>>>

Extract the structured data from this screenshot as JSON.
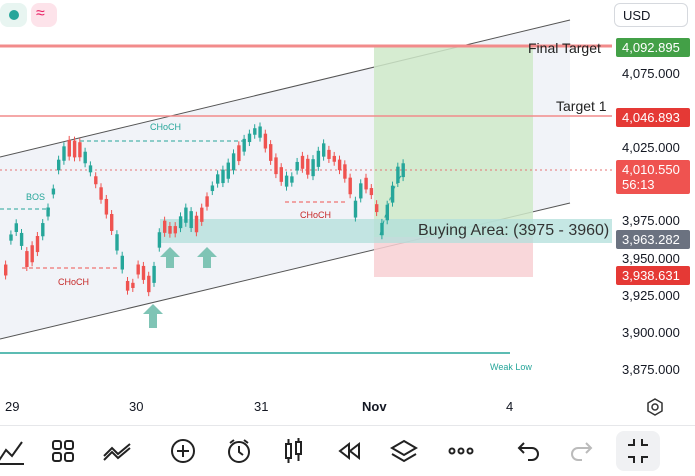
{
  "toolbar": {
    "currency": "USD"
  },
  "axis": {
    "price_ticks": [
      "4,075.000",
      "4,025.000",
      "3,975.000",
      "3,950.000",
      "3,925.000",
      "3,900.000",
      "3,875.000"
    ],
    "time_ticks": [
      "29",
      "30",
      "31",
      "Nov",
      "4"
    ]
  },
  "badges": {
    "final_target": "4,092.895",
    "target_1": "4,046.893",
    "last_price": "4,010.550",
    "countdown": "56:13",
    "buying_level": "3,963.282",
    "stop_level": "3,938.631"
  },
  "annotations": {
    "final_target_label": "Final Target",
    "target_1_label": "Target 1",
    "buying_area": "Buying Area: (3975 - 3960)",
    "choch_top": "CHoCH",
    "choch_mid": "CHoCH",
    "choch_left": "CHoCH",
    "bos": "BOS",
    "weak_low": "Weak Low"
  },
  "colors": {
    "bull": "#26a69a",
    "bear": "#ef5350",
    "target": "#4caf50",
    "stop": "#e53935",
    "buy_zone": "#b2dfdb"
  }
}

<<<

**WHAT THIS TASK INVOLVES**:
Leave out the pictures, and give all the records again exactly.

**REPLY TO THE EXERCISE**:
Extract the structured data from this screenshot as JSON.
{
  "toolbar": {
    "currency": "USD"
  },
  "axis": {
    "price_ticks": [
      "4,075.000",
      "4,025.000",
      "3,975.000",
      "3,950.000",
      "3,925.000",
      "3,900.000",
      "3,875.000"
    ],
    "time_ticks": [
      "29",
      "30",
      "31",
      "Nov",
      "4"
    ]
  },
  "badges": {
    "final_target": "4,092.895",
    "target_1": "4,046.893",
    "last_price": "4,010.550",
    "countdown": "56:13",
    "buying_level": "3,963.282",
    "stop_level": "3,938.631"
  },
  "annotations": {
    "final_target_label": "Final Target",
    "target_1_label": "Target 1",
    "buying_area": "Buying Area: (3975 - 3960)",
    "choch_top": "CHoCH",
    "choch_mid": "CHoCH",
    "choch_left": "CHoCH",
    "bos": "BOS",
    "weak_low": "Weak Low"
  },
  "colors": {
    "bull": "#26a69a",
    "bear": "#ef5350",
    "target": "#4caf50",
    "stop": "#e53935",
    "buy_zone": "#b2dfdb"
  }
}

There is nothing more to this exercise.